--- start ---

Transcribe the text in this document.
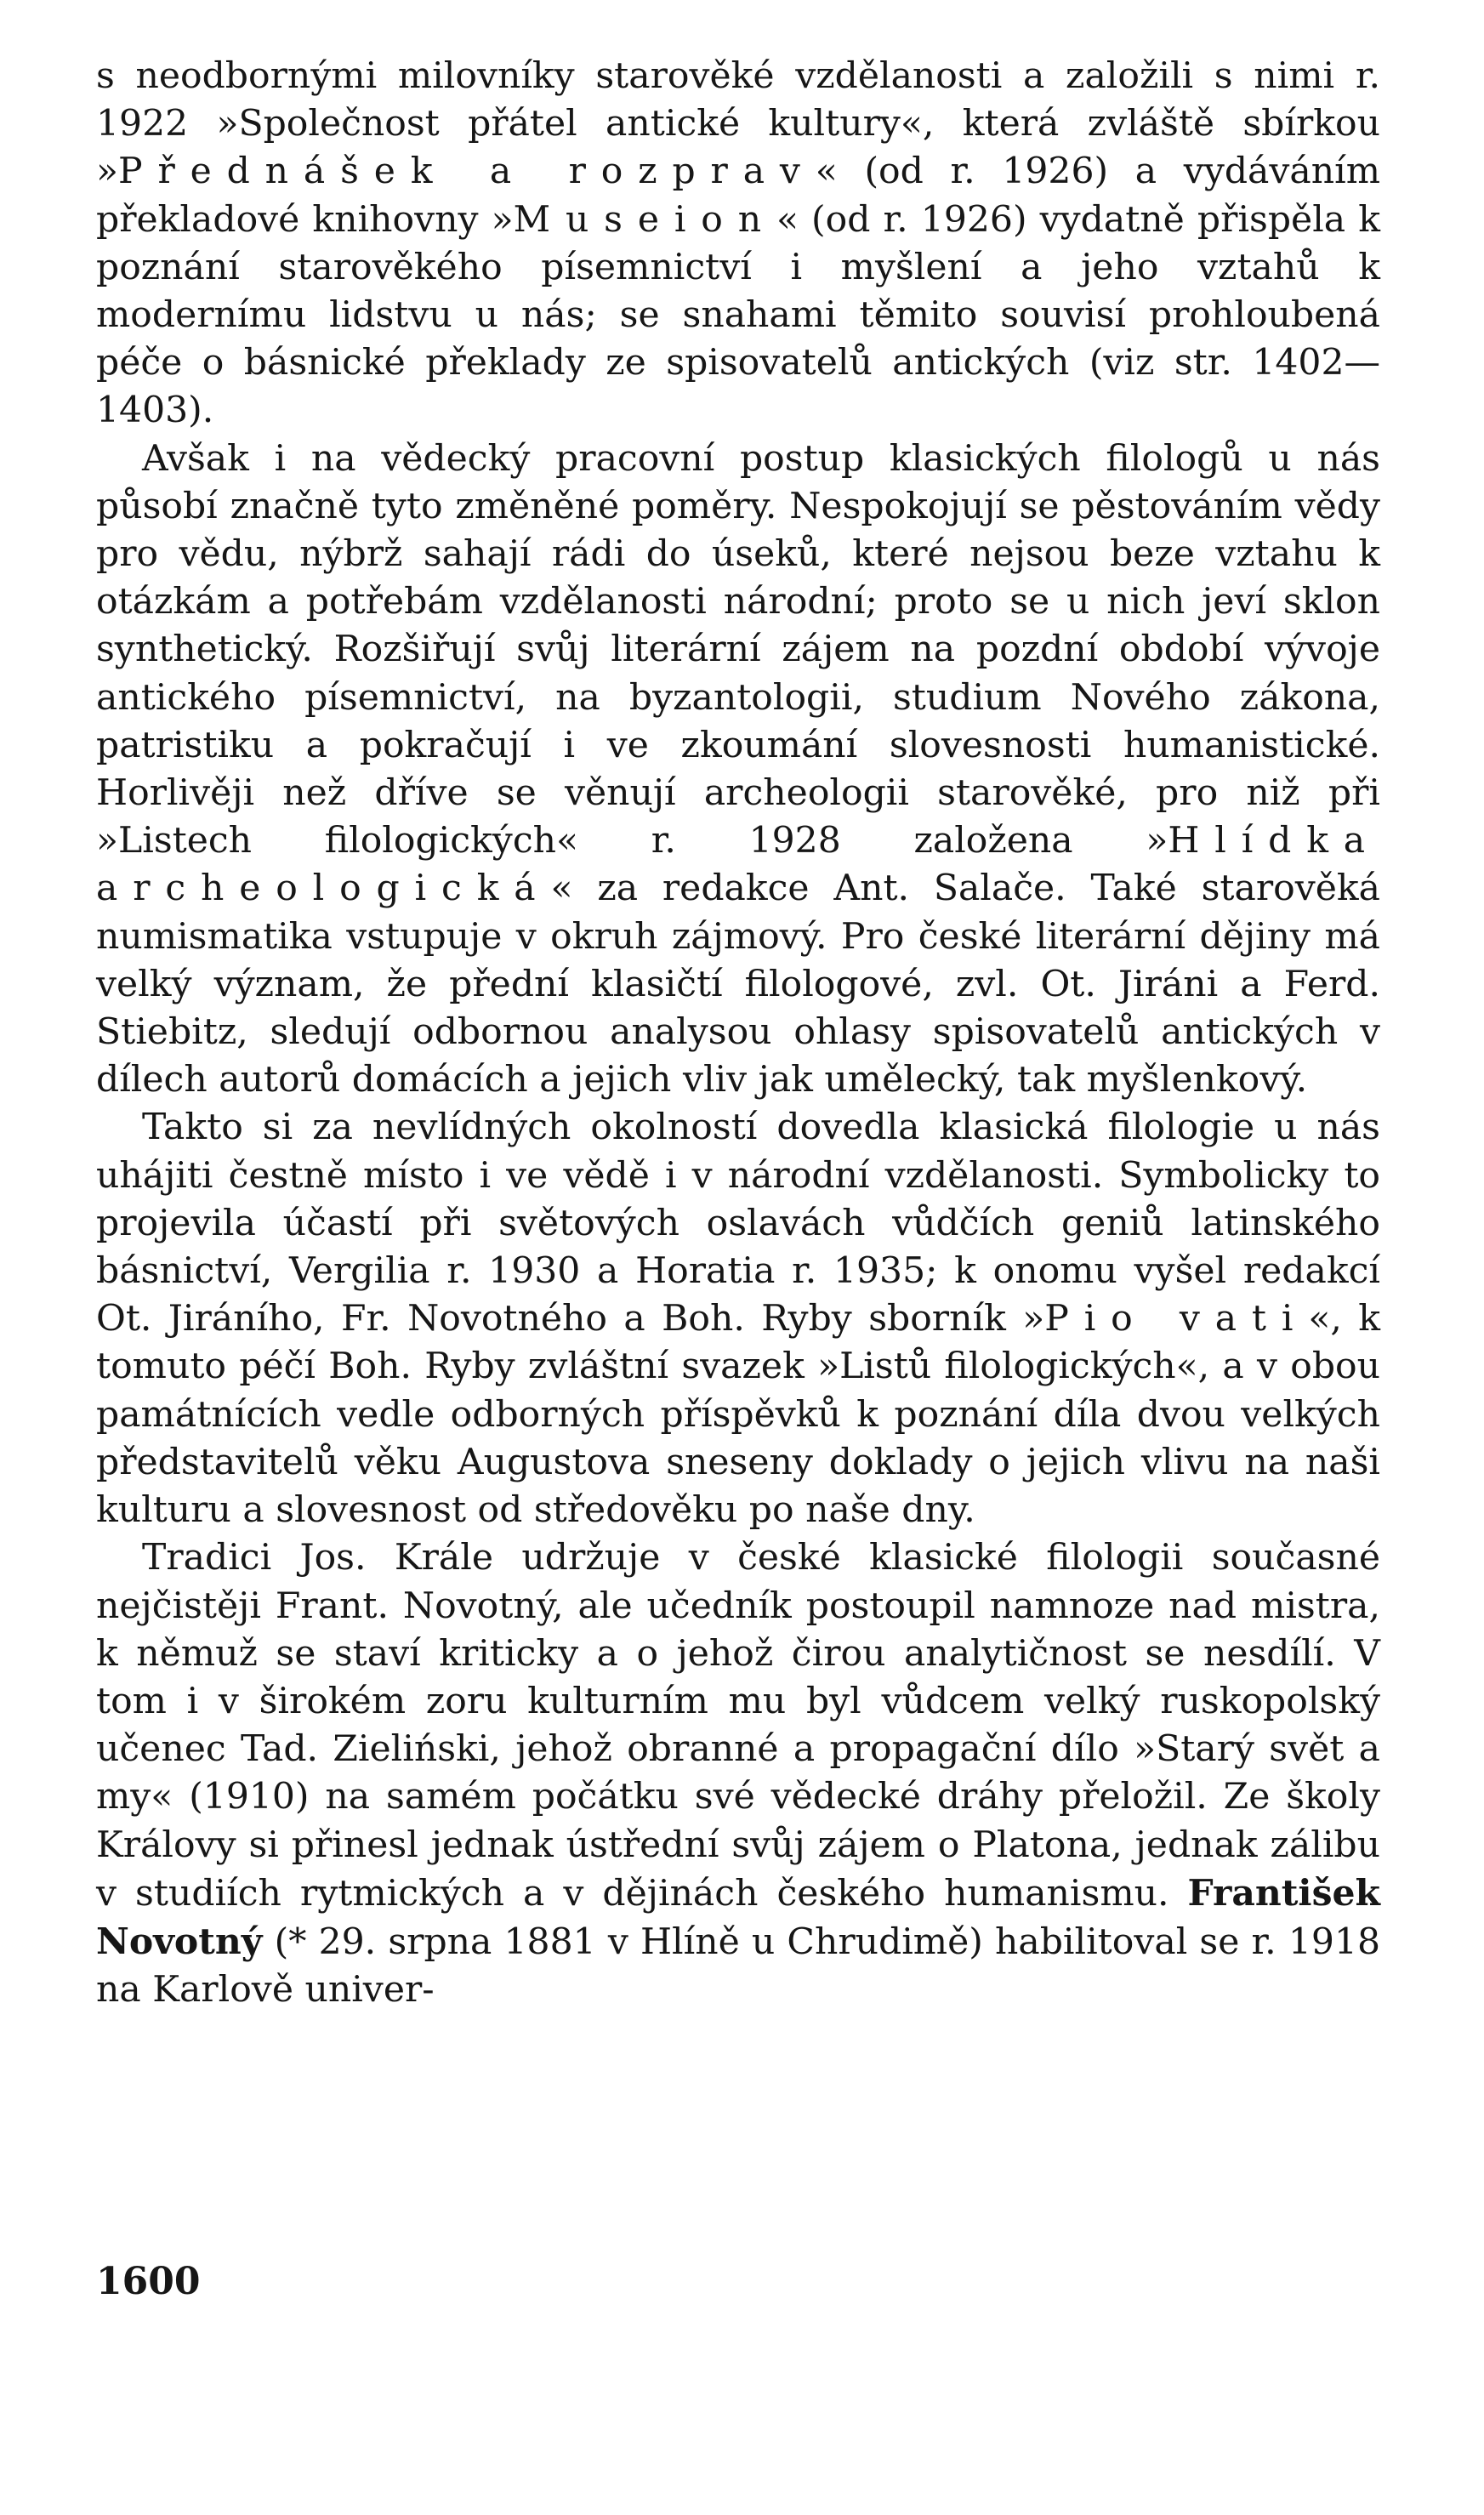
s neodbornými milovníky starověké vzdělanosti a založili s nimi r. 1922 »Společnost přátel antické kultury«, která zvláště sbírkou »Přednášek a rozprav« (od r. 1926) a vydáváním překladové knihovny »Museion« (od r. 1926) vydatně přispěla k poznání starověkého písemnictví i myšlení a jeho vztahů k modernímu lidstvu u nás; se snahami těmito souvisí prohloubená péče o básnické překlady ze spisovatelů antických (viz str. 1402—1403).

Avšak i na vědecký pracovní postup klasických filologů u nás působí značně tyto změněné poměry. Nespokojují se pěstováním vědy pro vědu, nýbrž sahají rádi do úseků, které nejsou beze vztahu k otázkám a potřebám vzdělanosti národní; proto se u nich jeví sklon synthetický. Rozšiřují svůj literární zájem na pozdní období vývoje antického písemnictví, na byzantologii, studium Nového zákona, patristiku a pokračují i ve zkoumání slovesnosti humanistické. Horlivěji než dříve se věnují archeologii starověké, pro niž při »Listech filologických« r. 1928 založena »Hlídka archeologická« za redakce Ant. Salače. Také starověká numismatika vstupuje v okruh zájmový. Pro české literární dějiny má velký význam, že přední klasičtí filologové, zvl. Ot. Jiráni a Ferd. Stiebitz, sledují odbornou analysou ohlasy spisovatelů antických v dílech autorů domácích a jejich vliv jak umělecký, tak myšlenkový.

Takto si za nevlídných okolností dovedla klasická filologie u nás uhájiti čestně místo i ve vědě i v národní vzdělanosti. Symbolicky to projevila účastí při světových oslavách vůdčích geniů latinského básnictví, Vergilia r. 1930 a Horatia r. 1935; k onomu vyšel redakcí Ot. Jiráního, Fr. Novotného a Boh. Ryby sborník »Pio vati«, k tomuto péčí Boh. Ryby zvláštní svazek »Listů filologických«, a v obou památnících vedle odborných příspěvků k poznání díla dvou velkých představitelů věku Augustova sneseny doklady o jejich vlivu na naši kulturu a slovesnost od středověku po naše dny.

Tradici Jos. Krále udržuje v české klasické filologii současné nejčistěji Frant. Novotný, ale učedník postoupil namnoze nad mistra, k němuž se staví kriticky a o jehož čirou analytičnost se nesdílí. V tom i v širokém zoru kulturním mu byl vůdcem velký ruskopolský učenec Tad. Zieliński, jehož obranné a propagační dílo »Starý svět a my« (1910) na samém počátku své vědecké dráhy přeložil. Ze školy Královy si přinesl jednak ústřední svůj zájem o Platona, jednak zálibu v studiích rytmických a v dějinách českého humanismu. František Novotný (* 29. srpna 1881 v Hlíně u Chrudimě) habilitoval se r. 1918 na Karlově univer-

1600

--- end ---

[What you need to do]: Write the records out again in full, exactly, and skip every picture.

[Answer to the task]:
Transcribe the text in this document.
s neodbornými milovníky starověké vzdělanosti a založili s nimi r. 1922 »Společnost přátel antické kultury«, která zvláště sbírkou »Přednášek a rozprav« (od r. 1926) a vydáváním překladové knihovny »Museion« (od r. 1926) vydatně přispěla k poznání starověkého písemnictví i myšlení a jeho vztahů k modernímu lidstvu u nás; se snahami těmito souvisí prohloubená péče o básnické překlady ze spisovatelů antických (viz str. 1402—1403).

Avšak i na vědecký pracovní postup klasických filologů u nás působí značně tyto změněné poměry. Nespokojují se pěstováním vědy pro vědu, nýbrž sahají rádi do úseků, které nejsou beze vztahu k otázkám a potřebám vzdělanosti národní; proto se u nich jeví sklon synthetický. Rozšiřují svůj literární zájem na pozdní období vývoje antického písemnictví, na byzantologii, studium Nového zákona, patristiku a pokračují i ve zkoumání slovesnosti humanistické. Horlivěji než dříve se věnují archeologii starověké, pro niž při »Listech filologických« r. 1928 založena »Hlídka archeologická« za redakce Ant. Salače. Také starověká numismatika vstupuje v okruh zájmový. Pro české literární dějiny má velký význam, že přední klasičtí filologové, zvl. Ot. Jiráni a Ferd. Stiebitz, sledují odbornou analysou ohlasy spisovatelů antických v dílech autorů domácích a jejich vliv jak umělecký, tak myšlenkový.

Takto si za nevlídných okolností dovedla klasická filologie u nás uhájiti čestně místo i ve vědě i v národní vzdělanosti. Symbolicky to projevila účastí při světových oslavách vůdčích geniů latinského básnictví, Vergilia r. 1930 a Horatia r. 1935; k onomu vyšel redakcí Ot. Jiráního, Fr. Novotného a Boh. Ryby sborník »Pio vati«, k tomuto péčí Boh. Ryby zvláštní svazek »Listů filologických«, a v obou památnících vedle odborných příspěvků k poznání díla dvou velkých představitelů věku Augustova sneseny doklady o jejich vlivu na naši kulturu a slovesnost od středověku po naše dny.

Tradici Jos. Krále udržuje v české klasické filologii současné nejčistěji Frant. Novotný, ale učedník postoupil namnoze nad mistra, k němuž se staví kriticky a o jehož čirou analytičnost se nesdílí. V tom i v širokém zoru kulturním mu byl vůdcem velký ruskopolský učenec Tad. Zieliński, jehož obranné a propagační dílo »Starý svět a my« (1910) na samém počátku své vědecké dráhy přeložil. Ze školy Královy si přinesl jednak ústřední svůj zájem o Platona, jednak zálibu v studiích rytmických a v dějinách českého humanismu. František Novotný (* 29. srpna 1881 v Hlíně u Chrudimě) habilitoval se r. 1918 na Karlově univer-

1600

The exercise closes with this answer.